* AIM OF THE EXERCISE:
Identify each line in the records below that contains the word "INTOXICATA", and copy it.

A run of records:

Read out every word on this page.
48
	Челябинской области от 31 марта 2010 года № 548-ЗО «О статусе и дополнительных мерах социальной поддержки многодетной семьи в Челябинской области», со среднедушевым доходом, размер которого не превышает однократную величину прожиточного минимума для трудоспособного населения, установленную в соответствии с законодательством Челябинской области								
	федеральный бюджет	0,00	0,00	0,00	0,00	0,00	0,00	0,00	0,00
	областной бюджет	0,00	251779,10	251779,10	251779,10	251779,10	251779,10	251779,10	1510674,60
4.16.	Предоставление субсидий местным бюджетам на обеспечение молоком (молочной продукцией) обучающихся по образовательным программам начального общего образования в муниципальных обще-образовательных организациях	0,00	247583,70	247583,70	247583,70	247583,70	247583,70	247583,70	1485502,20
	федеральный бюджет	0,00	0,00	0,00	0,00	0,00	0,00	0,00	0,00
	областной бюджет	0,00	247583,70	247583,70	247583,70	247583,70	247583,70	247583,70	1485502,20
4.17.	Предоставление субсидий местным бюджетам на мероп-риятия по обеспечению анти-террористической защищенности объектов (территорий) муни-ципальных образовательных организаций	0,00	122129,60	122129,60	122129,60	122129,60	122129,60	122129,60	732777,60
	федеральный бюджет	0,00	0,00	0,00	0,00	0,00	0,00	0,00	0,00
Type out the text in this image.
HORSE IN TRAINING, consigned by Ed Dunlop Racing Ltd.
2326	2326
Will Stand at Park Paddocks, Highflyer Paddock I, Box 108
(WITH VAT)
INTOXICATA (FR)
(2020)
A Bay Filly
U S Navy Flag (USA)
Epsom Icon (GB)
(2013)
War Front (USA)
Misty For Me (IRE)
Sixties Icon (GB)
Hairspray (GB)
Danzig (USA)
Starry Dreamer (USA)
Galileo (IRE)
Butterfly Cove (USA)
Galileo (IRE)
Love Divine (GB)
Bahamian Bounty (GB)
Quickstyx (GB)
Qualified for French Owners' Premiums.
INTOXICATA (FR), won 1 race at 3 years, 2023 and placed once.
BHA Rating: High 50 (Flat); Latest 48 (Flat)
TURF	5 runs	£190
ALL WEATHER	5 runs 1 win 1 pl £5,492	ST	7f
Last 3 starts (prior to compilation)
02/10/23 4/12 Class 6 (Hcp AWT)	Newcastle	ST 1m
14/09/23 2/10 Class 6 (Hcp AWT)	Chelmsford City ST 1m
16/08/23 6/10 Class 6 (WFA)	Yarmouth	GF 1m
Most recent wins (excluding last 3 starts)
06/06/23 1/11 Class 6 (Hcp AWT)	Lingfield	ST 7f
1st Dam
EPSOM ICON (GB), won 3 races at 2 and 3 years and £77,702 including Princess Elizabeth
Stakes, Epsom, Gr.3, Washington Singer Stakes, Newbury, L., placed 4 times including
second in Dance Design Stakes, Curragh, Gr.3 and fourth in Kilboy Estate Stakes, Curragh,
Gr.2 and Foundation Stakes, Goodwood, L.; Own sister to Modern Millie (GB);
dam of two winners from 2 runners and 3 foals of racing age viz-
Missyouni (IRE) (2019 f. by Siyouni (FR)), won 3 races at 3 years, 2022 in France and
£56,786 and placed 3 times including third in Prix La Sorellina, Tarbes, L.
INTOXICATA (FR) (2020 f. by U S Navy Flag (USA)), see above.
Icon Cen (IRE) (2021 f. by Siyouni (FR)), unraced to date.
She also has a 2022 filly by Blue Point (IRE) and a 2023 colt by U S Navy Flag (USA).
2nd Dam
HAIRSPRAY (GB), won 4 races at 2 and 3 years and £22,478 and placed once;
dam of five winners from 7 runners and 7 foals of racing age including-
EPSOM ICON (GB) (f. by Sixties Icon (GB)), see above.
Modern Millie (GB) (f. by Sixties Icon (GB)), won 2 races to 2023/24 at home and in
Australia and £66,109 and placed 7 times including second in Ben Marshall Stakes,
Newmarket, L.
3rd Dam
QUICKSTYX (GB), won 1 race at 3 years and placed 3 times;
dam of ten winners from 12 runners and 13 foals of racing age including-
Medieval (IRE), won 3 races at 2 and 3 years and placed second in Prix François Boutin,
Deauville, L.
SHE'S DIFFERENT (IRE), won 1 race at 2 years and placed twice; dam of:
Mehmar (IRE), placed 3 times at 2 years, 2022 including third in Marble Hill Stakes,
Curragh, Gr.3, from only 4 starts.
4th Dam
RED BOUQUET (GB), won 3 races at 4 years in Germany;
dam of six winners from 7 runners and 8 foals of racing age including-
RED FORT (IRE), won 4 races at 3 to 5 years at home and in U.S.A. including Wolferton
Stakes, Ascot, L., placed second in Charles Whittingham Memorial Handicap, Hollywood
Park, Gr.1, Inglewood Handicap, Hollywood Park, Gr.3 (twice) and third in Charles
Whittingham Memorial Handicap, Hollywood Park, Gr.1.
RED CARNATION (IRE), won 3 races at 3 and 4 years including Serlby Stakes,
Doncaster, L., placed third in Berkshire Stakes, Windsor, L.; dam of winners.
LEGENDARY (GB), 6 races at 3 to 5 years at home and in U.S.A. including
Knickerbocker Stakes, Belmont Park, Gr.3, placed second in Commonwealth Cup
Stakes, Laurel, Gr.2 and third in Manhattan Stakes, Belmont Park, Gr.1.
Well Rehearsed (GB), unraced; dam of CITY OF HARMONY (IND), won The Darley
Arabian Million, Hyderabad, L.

* EXERCISE OUTPUT:
INTOXICATA (FR)
INTOXICATA (FR), won 1 race at 3 years, 2023 and placed once.
INTOXICATA (FR) (2020 f. by U S Navy Flag (USA)), see above.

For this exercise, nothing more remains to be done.